-- BEGIN --

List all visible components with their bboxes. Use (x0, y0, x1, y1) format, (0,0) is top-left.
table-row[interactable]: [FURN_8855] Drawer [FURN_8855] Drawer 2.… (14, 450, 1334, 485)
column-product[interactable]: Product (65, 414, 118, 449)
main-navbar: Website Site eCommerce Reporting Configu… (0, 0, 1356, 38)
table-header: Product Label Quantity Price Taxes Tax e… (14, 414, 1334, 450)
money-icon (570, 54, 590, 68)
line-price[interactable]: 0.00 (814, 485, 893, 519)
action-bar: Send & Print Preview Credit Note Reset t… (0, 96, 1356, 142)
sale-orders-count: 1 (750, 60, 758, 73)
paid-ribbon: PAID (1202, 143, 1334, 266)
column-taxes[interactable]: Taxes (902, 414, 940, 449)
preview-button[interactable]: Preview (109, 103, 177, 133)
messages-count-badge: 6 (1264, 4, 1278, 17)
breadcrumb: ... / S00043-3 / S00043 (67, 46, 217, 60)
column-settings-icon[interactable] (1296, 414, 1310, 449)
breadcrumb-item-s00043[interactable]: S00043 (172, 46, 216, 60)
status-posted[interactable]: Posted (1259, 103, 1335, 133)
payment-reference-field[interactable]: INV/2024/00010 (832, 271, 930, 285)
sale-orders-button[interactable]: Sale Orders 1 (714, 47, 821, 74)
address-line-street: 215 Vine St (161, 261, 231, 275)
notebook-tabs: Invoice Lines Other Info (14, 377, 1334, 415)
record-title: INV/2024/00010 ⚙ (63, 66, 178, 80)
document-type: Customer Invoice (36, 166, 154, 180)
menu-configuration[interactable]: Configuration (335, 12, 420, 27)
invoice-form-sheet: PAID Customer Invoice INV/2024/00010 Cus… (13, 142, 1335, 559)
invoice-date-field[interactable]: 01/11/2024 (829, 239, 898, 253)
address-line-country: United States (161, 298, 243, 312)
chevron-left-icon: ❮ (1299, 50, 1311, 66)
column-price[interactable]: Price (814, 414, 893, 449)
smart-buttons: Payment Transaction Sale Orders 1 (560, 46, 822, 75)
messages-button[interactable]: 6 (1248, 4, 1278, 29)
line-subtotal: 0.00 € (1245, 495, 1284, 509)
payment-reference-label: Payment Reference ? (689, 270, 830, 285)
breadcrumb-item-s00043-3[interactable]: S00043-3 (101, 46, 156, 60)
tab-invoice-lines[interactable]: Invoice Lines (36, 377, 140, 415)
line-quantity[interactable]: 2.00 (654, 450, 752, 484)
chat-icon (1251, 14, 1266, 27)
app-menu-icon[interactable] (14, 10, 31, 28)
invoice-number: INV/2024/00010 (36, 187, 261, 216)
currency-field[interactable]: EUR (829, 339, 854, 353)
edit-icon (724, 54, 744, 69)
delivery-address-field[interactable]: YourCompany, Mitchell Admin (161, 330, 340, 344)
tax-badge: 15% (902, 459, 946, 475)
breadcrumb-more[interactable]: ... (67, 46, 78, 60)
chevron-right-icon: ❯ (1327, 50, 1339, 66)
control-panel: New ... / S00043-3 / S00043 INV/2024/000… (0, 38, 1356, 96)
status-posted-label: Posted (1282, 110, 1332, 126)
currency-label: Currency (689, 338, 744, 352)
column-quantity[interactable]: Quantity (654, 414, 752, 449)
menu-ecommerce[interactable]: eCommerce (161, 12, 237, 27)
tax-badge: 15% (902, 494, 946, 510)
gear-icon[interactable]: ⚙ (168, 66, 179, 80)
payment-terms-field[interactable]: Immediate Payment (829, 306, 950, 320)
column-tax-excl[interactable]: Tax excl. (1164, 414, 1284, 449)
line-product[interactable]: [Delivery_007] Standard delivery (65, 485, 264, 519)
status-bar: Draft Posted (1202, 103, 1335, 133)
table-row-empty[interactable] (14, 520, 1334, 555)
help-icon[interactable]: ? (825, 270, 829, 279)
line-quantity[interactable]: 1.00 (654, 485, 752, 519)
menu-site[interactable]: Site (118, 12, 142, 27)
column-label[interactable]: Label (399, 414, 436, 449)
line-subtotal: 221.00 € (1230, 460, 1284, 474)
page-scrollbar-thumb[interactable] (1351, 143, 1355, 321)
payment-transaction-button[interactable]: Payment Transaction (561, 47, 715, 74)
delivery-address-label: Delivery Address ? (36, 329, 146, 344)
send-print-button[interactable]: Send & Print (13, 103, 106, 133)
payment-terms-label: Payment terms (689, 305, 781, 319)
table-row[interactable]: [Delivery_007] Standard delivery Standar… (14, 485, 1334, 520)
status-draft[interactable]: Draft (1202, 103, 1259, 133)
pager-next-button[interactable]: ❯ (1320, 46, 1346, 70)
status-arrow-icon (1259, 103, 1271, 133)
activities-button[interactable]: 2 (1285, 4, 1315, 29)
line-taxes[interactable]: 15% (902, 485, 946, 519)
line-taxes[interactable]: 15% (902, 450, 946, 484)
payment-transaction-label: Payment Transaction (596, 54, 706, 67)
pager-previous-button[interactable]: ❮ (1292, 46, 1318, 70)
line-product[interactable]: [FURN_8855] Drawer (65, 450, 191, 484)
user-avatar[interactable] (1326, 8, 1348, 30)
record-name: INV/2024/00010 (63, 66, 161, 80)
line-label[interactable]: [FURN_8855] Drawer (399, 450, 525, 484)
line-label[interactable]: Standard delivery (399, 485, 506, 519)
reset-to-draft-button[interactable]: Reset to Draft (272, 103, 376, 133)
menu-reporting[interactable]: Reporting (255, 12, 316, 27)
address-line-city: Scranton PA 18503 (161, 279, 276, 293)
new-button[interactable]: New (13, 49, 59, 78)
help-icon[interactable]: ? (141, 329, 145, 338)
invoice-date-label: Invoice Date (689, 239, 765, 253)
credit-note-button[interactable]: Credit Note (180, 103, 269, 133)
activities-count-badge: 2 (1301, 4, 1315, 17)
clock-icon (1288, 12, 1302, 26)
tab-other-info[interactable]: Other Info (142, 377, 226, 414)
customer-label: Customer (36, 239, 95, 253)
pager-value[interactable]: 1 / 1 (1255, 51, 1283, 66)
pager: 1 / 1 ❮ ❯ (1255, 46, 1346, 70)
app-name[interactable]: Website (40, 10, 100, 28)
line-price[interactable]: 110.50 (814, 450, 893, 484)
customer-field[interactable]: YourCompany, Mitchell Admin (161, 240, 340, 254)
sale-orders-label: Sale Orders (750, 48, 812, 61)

-- END --

• EXERCISE DESCRIPTION: Copy everything from the start of the data down to the line containing "column-product[interactable]: Product (65, 414, 118, 449)", both included, with each line unchanged.

• ANSWER IN FULL:
List all visible components with their bboxes. Use (x0, y0, x1, y1) format, (0,0) is top-left.
table-row[interactable]: [FURN_8855] Drawer [FURN_8855] Drawer 2.… (14, 450, 1334, 485)
column-product[interactable]: Product (65, 414, 118, 449)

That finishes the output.